→ WHAT YOU NEED TO DO: Return only this: the line with "Extract all readable text from this page." and all the lines that follow it below, through the final one, exactly as they are.

→ LISTING:
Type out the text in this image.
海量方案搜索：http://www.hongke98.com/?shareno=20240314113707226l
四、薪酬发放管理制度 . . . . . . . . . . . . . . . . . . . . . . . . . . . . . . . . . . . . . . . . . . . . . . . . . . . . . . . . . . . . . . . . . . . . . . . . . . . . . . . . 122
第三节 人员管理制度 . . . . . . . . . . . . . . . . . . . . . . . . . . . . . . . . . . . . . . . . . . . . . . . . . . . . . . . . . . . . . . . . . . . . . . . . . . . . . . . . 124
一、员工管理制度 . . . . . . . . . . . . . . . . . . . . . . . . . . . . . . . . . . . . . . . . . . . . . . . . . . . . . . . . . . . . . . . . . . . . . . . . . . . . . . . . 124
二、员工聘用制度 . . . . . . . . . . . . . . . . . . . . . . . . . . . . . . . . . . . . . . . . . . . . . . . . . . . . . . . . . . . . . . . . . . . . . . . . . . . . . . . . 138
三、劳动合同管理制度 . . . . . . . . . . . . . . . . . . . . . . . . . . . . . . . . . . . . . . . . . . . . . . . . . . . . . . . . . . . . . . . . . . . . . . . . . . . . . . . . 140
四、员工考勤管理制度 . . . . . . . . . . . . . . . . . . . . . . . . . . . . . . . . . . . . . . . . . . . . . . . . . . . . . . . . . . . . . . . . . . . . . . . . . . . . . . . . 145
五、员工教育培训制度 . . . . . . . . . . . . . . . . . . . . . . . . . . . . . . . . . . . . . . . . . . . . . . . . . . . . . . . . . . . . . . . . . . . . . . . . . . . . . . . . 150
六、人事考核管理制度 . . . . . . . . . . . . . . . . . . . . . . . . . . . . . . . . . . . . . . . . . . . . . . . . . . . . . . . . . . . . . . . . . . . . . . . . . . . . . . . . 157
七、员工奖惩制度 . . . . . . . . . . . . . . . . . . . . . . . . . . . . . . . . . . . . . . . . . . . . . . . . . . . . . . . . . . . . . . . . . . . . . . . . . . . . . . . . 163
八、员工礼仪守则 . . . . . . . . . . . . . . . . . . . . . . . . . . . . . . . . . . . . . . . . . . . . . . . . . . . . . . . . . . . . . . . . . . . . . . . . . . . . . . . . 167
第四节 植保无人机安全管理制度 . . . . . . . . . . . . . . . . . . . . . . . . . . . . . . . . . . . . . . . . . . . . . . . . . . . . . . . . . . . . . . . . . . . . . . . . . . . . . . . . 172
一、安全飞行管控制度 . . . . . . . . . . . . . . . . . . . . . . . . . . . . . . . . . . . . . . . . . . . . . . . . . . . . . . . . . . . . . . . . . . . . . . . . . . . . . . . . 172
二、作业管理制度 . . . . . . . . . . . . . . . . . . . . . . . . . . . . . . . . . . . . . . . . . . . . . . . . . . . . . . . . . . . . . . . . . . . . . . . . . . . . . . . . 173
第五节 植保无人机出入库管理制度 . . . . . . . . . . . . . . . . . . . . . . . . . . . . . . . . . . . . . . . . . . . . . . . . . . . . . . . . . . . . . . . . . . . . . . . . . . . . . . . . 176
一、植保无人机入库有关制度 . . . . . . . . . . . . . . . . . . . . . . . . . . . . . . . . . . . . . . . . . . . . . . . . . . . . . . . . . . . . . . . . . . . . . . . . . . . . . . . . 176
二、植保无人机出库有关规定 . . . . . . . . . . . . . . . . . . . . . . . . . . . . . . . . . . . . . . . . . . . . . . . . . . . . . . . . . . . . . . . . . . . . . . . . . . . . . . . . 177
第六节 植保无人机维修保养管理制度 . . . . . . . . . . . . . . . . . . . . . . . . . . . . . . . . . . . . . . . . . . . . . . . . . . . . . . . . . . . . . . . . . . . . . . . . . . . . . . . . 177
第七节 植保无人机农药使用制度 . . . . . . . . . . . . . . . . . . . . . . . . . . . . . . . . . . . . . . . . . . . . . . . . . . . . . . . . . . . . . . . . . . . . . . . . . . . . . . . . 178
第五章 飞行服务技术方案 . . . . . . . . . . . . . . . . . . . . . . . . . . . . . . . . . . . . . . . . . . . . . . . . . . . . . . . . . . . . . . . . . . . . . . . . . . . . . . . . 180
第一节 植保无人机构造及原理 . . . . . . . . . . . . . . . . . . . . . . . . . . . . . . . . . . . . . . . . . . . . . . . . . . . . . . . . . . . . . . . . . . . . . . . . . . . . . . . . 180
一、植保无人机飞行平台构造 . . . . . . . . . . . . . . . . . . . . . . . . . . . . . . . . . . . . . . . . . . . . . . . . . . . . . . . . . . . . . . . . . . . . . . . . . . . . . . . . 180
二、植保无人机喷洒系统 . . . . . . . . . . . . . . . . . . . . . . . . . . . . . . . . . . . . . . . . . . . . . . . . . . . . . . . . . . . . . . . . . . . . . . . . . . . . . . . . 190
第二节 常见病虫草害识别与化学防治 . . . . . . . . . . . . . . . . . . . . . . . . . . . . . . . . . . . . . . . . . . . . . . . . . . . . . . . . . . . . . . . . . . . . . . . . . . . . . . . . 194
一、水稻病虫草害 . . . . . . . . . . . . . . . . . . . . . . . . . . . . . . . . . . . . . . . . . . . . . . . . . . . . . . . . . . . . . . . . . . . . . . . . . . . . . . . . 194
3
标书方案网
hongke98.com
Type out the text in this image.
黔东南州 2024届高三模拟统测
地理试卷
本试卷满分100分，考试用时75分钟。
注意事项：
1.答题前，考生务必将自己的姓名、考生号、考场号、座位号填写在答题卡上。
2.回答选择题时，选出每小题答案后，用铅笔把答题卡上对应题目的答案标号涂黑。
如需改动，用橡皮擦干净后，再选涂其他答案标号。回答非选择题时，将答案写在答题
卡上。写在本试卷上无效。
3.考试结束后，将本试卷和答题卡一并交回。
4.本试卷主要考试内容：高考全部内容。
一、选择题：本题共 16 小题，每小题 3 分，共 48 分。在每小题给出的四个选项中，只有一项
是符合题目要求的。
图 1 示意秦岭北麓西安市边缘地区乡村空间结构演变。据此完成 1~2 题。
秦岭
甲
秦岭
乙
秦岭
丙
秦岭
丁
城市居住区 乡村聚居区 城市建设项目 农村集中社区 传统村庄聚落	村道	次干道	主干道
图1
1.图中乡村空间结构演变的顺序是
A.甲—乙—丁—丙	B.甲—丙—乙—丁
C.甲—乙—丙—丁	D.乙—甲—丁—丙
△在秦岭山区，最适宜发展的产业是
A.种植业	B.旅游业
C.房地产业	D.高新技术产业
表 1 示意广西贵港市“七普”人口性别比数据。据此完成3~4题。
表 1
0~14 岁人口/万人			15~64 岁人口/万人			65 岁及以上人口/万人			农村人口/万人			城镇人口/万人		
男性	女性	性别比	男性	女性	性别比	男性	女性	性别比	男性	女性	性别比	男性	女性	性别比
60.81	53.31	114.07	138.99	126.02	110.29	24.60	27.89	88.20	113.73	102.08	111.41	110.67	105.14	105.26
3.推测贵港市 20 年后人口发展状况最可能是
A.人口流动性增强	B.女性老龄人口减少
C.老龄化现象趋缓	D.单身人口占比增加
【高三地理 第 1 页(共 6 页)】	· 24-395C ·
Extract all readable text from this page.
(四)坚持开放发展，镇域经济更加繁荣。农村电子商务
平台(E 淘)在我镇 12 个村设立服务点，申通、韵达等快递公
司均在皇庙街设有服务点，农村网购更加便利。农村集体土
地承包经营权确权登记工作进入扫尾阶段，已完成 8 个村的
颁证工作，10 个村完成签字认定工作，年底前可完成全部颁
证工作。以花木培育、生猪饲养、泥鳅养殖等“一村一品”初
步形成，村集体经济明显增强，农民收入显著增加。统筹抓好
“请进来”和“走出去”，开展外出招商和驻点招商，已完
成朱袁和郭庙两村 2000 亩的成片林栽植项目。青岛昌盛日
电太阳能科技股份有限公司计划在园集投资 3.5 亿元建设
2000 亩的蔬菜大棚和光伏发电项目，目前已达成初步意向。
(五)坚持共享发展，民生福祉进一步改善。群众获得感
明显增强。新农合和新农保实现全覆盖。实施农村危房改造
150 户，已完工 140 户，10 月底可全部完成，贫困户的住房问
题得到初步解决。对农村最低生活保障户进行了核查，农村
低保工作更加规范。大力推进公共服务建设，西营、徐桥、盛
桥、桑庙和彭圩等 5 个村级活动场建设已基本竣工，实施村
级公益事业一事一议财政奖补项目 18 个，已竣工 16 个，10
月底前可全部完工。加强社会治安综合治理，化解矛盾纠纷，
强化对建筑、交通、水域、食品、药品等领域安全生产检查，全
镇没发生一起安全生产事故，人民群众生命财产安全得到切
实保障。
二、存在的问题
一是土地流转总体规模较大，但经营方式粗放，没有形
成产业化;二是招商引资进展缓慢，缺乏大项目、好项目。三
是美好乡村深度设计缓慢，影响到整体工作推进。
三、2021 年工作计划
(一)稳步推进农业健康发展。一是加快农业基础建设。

→ COMPLETE RESPONSE:
Extract all readable text from this page.
(四)坚持开放发展，镇域经济更加繁荣。农村电子商务
平台(E 淘)在我镇 12 个村设立服务点，申通、韵达等快递公
司均在皇庙街设有服务点，农村网购更加便利。农村集体土
地承包经营权确权登记工作进入扫尾阶段，已完成 8 个村的
颁证工作，10 个村完成签字认定工作，年底前可完成全部颁
证工作。以花木培育、生猪饲养、泥鳅养殖等“一村一品”初
步形成，村集体经济明显增强，农民收入显著增加。统筹抓好
“请进来”和“走出去”，开展外出招商和驻点招商，已完
成朱袁和郭庙两村 2000 亩的成片林栽植项目。青岛昌盛日
电太阳能科技股份有限公司计划在园集投资 3.5 亿元建设
2000 亩的蔬菜大棚和光伏发电项目，目前已达成初步意向。
(五)坚持共享发展，民生福祉进一步改善。群众获得感
明显增强。新农合和新农保实现全覆盖。实施农村危房改造
150 户，已完工 140 户，10 月底可全部完成，贫困户的住房问
题得到初步解决。对农村最低生活保障户进行了核查，农村
低保工作更加规范。大力推进公共服务建设，西营、徐桥、盛
桥、桑庙和彭圩等 5 个村级活动场建设已基本竣工，实施村
级公益事业一事一议财政奖补项目 18 个，已竣工 16 个，10
月底前可全部完工。加强社会治安综合治理，化解矛盾纠纷，
强化对建筑、交通、水域、食品、药品等领域安全生产检查，全
镇没发生一起安全生产事故，人民群众生命财产安全得到切
实保障。
二、存在的问题
一是土地流转总体规模较大，但经营方式粗放，没有形
成产业化;二是招商引资进展缓慢，缺乏大项目、好项目。三
是美好乡村深度设计缓慢，影响到整体工作推进。
三、2021 年工作计划
(一)稳步推进农业健康发展。一是加快农业基础建设。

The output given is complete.